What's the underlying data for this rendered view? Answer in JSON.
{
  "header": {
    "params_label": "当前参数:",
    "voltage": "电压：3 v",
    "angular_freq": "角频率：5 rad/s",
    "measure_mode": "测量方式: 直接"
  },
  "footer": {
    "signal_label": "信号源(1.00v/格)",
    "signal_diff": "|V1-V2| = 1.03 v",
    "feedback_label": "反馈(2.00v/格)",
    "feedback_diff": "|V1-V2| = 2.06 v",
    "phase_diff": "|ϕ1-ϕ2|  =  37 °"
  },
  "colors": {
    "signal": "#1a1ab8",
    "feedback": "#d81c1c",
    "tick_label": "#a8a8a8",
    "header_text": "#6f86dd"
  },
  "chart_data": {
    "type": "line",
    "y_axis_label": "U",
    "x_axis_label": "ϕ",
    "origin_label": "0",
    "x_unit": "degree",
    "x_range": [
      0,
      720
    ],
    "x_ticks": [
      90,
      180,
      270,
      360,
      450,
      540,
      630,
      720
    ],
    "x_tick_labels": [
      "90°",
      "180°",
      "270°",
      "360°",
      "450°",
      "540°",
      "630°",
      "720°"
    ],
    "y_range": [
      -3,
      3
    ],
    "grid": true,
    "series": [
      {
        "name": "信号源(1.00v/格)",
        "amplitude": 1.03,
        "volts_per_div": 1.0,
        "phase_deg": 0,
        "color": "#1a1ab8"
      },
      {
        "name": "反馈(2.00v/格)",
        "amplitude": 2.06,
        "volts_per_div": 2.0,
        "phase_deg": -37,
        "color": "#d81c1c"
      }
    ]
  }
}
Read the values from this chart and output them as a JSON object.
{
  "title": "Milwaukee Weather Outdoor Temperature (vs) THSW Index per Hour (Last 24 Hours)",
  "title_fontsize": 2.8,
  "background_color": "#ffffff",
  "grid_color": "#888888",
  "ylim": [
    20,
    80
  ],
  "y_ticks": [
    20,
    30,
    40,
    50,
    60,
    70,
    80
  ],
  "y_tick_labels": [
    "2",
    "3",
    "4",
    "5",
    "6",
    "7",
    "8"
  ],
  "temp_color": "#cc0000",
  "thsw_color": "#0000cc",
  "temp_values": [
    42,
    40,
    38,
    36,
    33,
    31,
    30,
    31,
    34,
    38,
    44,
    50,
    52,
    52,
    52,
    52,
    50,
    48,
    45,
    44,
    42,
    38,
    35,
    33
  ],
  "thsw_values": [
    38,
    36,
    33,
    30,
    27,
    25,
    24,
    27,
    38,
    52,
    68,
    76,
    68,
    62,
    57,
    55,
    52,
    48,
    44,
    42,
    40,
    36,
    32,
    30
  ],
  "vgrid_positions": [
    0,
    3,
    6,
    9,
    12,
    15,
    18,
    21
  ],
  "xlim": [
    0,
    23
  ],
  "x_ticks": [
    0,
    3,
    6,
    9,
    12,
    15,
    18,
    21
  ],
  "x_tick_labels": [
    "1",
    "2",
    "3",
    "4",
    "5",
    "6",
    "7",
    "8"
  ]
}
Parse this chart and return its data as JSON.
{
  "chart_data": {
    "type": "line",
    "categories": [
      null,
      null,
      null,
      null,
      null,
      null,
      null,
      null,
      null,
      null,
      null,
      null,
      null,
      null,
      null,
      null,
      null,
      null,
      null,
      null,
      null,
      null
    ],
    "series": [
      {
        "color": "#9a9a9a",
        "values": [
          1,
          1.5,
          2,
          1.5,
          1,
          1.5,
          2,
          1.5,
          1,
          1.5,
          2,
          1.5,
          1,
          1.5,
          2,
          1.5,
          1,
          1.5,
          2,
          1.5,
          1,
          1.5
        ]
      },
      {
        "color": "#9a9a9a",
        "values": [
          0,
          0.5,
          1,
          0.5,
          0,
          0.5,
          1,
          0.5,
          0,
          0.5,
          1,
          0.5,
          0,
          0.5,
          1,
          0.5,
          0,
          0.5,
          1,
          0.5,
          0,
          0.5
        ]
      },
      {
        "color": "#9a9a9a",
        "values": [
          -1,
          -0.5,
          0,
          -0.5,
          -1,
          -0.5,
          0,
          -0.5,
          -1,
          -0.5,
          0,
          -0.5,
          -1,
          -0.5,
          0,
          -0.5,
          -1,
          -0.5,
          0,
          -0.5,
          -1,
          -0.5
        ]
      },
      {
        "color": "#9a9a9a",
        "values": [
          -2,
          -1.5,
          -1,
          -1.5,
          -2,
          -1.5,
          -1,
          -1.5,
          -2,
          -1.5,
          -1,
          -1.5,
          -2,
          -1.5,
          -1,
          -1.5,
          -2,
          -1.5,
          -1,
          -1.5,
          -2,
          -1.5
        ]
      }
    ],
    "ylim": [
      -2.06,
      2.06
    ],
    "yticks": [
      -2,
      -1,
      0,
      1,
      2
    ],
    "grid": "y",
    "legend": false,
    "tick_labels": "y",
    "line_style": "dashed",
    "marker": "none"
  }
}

— PROBLEM REQUIREMENTS —
Print the listing above in its entirety, with every line exact.

— PROBLEM SOLUTION —
What's the underlying data for this rendered view? Answer in JSON.
{
  "header": {
    "params_label": "当前参数:",
    "voltage": "电压：3 v",
    "angular_freq": "角频率：5 rad/s",
    "measure_mode": "测量方式: 直接"
  },
  "footer": {
    "signal_label": "信号源(1.00v/格)",
    "signal_diff": "|V1-V2| = 1.03 v",
    "feedback_label": "反馈(2.00v/格)",
    "feedback_diff": "|V1-V2| = 2.06 v",
    "phase_diff": "|ϕ1-ϕ2|  =  37 °"
  },
  "colors": {
    "signal": "#1a1ab8",
    "feedback": "#d81c1c",
    "tick_label": "#a8a8a8",
    "header_text": "#6f86dd"
  },
  "chart_data": {
    "type": "line",
    "y_axis_label": "U",
    "x_axis_label": "ϕ",
    "origin_label": "0",
    "x_unit": "degree",
    "x_range": [
      0,
      720
    ],
    "x_ticks": [
      90,
      180,
      270,
      360,
      450,
      540,
      630,
      720
    ],
    "x_tick_labels": [
      "90°",
      "180°",
      "270°",
      "360°",
      "450°",
      "540°",
      "630°",
      "720°"
    ],
    "y_range": [
      -3,
      3
    ],
    "grid": true,
    "series": [
      {
        "name": "信号源(1.00v/格)",
        "amplitude": 1.03,
        "volts_per_div": 1.0,
        "phase_deg": 0,
        "color": "#1a1ab8"
      },
      {
        "name": "反馈(2.00v/格)",
        "amplitude": 2.06,
        "volts_per_div": 2.0,
        "phase_deg": -37,
        "color": "#d81c1c"
      }
    ]
  }
}
Read the values from this chart and output them as a JSON object.
{
  "title": "Milwaukee Weather Outdoor Temperature (vs) THSW Index per Hour (Last 24 Hours)",
  "title_fontsize": 2.8,
  "background_color": "#ffffff",
  "grid_color": "#888888",
  "ylim": [
    20,
    80
  ],
  "y_ticks": [
    20,
    30,
    40,
    50,
    60,
    70,
    80
  ],
  "y_tick_labels": [
    "2",
    "3",
    "4",
    "5",
    "6",
    "7",
    "8"
  ],
  "temp_color": "#cc0000",
  "thsw_color": "#0000cc",
  "temp_values": [
    42,
    40,
    38,
    36,
    33,
    31,
    30,
    31,
    34,
    38,
    44,
    50,
    52,
    52,
    52,
    52,
    50,
    48,
    45,
    44,
    42,
    38,
    35,
    33
  ],
  "thsw_values": [
    38,
    36,
    33,
    30,
    27,
    25,
    24,
    27,
    38,
    52,
    68,
    76,
    68,
    62,
    57,
    55,
    52,
    48,
    44,
    42,
    40,
    36,
    32,
    30
  ],
  "vgrid_positions": [
    0,
    3,
    6,
    9,
    12,
    15,
    18,
    21
  ],
  "xlim": [
    0,
    23
  ],
  "x_ticks": [
    0,
    3,
    6,
    9,
    12,
    15,
    18,
    21
  ],
  "x_tick_labels": [
    "1",
    "2",
    "3",
    "4",
    "5",
    "6",
    "7",
    "8"
  ]
}
Parse this chart and return its data as JSON.
{
  "chart_data": {
    "type": "line",
    "categories": [
      null,
      null,
      null,
      null,
      null,
      null,
      null,
      null,
      null,
      null,
      null,
      null,
      null,
      null,
      null,
      null,
      null,
      null,
      null,
      null,
      null,
      null
    ],
    "series": [
      {
        "color": "#9a9a9a",
        "values": [
          1,
          1.5,
          2,
          1.5,
          1,
          1.5,
          2,
          1.5,
          1,
          1.5,
          2,
          1.5,
          1,
          1.5,
          2,
          1.5,
          1,
          1.5,
          2,
          1.5,
          1,
          1.5
        ]
      },
      {
        "color": "#9a9a9a",
        "values": [
          0,
          0.5,
          1,
          0.5,
          0,
          0.5,
          1,
          0.5,
          0,
          0.5,
          1,
          0.5,
          0,
          0.5,
          1,
          0.5,
          0,
          0.5,
          1,
          0.5,
          0,
          0.5
        ]
      },
      {
        "color": "#9a9a9a",
        "values": [
          -1,
          -0.5,
          0,
          -0.5,
          -1,
          -0.5,
          0,
          -0.5,
          -1,
          -0.5,
          0,
          -0.5,
          -1,
          -0.5,
          0,
          -0.5,
          -1,
          -0.5,
          0,
          -0.5,
          -1,
          -0.5
        ]
      },
      {
        "color": "#9a9a9a",
        "values": [
          -2,
          -1.5,
          -1,
          -1.5,
          -2,
          -1.5,
          -1,
          -1.5,
          -2,
          -1.5,
          -1,
          -1.5,
          -2,
          -1.5,
          -1,
          -1.5,
          -2,
          -1.5,
          -1,
          -1.5,
          -2,
          -1.5
        ]
      }
    ],
    "ylim": [
      -2.06,
      2.06
    ],
    "yticks": [
      -2,
      -1,
      0,
      1,
      2
    ],
    "grid": "y",
    "legend": false,
    "tick_labels": "y",
    "line_style": "dashed",
    "marker": "none"
  }
}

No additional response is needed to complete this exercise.